• _The problem_
Check each line of the listing for the word "niet" and report how many lines contain it, giving nothing but the number.

[Dataset items]
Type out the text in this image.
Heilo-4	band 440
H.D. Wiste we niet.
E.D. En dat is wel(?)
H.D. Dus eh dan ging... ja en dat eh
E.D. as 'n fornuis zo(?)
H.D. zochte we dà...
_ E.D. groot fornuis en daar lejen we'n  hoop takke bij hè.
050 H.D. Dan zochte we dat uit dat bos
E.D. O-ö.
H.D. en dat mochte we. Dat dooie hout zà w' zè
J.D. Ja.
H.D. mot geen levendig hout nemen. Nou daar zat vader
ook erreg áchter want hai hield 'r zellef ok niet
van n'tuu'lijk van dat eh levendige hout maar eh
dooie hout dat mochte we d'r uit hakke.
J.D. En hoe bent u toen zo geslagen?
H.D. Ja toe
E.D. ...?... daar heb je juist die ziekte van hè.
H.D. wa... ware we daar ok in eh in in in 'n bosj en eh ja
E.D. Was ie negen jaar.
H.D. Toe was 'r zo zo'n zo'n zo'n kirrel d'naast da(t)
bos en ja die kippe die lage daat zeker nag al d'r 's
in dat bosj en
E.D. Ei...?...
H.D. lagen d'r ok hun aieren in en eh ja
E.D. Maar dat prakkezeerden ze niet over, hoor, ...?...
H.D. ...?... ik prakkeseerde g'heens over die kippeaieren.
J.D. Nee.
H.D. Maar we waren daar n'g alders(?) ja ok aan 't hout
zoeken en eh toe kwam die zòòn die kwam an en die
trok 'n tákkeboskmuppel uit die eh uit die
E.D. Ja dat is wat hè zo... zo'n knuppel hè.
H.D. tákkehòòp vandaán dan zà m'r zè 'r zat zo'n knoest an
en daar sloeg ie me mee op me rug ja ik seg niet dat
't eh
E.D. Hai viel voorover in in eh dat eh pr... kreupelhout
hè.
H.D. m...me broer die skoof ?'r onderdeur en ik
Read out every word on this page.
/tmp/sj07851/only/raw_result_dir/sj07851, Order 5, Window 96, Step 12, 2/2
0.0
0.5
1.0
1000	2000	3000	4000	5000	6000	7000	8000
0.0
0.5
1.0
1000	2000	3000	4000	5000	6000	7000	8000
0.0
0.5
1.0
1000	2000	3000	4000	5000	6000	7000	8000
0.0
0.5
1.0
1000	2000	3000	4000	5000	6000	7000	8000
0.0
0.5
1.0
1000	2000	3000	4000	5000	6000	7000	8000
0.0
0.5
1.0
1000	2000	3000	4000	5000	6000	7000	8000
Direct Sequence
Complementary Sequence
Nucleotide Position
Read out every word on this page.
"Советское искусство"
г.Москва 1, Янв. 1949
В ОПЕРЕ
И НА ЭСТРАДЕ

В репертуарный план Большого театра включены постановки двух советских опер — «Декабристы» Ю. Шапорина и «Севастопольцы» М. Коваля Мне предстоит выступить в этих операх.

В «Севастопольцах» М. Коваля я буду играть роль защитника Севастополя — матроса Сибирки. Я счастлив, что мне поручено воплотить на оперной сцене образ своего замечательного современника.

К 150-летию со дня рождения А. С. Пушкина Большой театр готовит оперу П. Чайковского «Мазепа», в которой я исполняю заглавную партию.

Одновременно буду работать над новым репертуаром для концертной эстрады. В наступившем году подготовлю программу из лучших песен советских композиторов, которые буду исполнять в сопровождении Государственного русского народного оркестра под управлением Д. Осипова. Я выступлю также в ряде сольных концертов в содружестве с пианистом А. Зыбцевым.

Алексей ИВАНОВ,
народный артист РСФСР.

• _Response_
4